§ **Given task**: Pull out every line of the listing below where "galaxies" appears.

▬▬▬▬▬▬▬▬▬▬

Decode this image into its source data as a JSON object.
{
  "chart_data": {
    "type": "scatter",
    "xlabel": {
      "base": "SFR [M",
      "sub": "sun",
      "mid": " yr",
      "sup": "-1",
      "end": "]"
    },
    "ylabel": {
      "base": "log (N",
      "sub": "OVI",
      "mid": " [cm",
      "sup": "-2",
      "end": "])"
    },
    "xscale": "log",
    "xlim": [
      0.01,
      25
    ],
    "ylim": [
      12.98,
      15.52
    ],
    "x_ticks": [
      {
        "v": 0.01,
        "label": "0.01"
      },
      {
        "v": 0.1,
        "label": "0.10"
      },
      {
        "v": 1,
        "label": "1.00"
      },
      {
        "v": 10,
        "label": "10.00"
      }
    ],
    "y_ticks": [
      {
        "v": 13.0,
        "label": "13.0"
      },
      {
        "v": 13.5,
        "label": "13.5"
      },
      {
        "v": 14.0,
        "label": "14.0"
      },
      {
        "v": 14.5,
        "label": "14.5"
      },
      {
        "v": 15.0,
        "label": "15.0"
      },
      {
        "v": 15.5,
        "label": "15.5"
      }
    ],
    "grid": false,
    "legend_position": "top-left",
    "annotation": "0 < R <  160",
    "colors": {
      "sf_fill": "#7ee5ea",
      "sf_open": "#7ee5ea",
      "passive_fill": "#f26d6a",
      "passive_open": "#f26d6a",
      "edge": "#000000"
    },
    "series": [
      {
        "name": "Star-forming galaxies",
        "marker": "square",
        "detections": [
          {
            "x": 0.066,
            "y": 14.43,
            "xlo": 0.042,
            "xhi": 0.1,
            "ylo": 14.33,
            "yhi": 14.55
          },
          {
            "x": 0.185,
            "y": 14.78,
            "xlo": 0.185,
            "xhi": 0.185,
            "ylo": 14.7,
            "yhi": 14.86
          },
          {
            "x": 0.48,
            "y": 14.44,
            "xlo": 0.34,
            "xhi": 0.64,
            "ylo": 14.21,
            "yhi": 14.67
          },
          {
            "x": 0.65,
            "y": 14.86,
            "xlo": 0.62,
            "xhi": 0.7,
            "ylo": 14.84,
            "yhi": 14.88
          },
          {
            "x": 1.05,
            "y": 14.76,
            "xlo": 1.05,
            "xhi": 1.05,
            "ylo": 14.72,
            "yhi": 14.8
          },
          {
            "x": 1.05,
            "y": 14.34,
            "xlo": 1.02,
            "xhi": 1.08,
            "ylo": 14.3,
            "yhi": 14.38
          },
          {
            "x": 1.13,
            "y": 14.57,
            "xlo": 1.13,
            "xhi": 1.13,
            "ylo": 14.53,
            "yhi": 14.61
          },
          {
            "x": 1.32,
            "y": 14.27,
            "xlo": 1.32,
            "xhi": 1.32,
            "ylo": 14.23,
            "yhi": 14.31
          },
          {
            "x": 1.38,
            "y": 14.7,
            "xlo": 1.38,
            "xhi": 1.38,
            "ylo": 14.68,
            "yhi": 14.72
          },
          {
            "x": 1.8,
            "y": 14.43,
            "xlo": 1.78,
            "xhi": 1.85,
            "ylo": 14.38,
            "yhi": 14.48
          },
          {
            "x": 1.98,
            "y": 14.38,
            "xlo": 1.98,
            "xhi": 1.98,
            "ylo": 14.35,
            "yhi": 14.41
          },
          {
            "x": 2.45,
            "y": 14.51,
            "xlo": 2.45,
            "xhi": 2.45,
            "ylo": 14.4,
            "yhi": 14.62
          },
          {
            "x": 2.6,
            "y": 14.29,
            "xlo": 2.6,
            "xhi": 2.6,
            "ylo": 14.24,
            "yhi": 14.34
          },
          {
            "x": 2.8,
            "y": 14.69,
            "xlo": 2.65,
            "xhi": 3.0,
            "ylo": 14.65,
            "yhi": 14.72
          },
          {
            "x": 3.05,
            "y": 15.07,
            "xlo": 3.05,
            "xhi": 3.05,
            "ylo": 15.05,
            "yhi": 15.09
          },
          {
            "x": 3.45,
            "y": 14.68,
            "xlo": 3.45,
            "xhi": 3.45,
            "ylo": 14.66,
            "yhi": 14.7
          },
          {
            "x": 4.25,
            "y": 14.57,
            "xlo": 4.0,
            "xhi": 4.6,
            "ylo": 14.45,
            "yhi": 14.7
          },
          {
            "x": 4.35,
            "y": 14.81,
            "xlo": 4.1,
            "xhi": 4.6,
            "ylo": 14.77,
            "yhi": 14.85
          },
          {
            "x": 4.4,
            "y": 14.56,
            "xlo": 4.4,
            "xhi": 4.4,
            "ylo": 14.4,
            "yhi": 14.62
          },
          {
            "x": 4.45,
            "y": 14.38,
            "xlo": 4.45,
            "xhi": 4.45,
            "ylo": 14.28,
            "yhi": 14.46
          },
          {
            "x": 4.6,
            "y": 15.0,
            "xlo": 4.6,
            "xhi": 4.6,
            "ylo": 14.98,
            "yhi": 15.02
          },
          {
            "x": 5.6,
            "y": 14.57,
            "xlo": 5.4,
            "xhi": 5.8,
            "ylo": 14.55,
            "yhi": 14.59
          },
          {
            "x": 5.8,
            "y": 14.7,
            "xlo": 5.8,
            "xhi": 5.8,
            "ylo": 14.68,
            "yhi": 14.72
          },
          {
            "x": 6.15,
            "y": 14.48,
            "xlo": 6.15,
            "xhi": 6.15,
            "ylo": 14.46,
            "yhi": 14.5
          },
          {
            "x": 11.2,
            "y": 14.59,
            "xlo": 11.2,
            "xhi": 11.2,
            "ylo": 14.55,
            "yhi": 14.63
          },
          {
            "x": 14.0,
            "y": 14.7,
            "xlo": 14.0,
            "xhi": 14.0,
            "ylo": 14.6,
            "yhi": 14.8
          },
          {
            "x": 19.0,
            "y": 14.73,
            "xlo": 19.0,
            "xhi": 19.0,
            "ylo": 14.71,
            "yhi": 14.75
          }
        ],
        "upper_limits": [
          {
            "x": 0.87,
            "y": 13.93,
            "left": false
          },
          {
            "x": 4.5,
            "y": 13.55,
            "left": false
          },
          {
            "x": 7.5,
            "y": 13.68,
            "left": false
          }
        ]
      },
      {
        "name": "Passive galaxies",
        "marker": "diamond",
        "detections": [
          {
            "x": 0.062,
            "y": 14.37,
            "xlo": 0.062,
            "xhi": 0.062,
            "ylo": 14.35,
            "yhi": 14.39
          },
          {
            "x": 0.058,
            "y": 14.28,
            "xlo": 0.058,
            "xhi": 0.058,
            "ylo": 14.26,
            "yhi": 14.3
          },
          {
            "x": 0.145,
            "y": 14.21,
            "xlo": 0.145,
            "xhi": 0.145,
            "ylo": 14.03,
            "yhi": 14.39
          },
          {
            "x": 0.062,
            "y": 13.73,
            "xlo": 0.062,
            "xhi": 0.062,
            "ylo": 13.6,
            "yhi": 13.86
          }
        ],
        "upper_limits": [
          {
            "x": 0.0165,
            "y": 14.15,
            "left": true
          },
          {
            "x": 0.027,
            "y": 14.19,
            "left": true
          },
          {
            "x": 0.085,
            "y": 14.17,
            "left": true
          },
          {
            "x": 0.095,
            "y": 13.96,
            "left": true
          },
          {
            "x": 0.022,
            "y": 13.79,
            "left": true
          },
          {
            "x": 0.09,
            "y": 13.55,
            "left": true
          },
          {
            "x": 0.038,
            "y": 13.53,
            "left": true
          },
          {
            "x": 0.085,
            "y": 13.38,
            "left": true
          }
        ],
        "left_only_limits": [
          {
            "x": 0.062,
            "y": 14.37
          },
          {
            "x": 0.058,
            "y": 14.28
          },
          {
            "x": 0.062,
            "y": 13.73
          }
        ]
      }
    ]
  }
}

▬▬▬▬▬▬▬▬▬▬

§ **Exercise output**:
        "name": "Star-forming galaxies",
        "name": "Passive galaxies",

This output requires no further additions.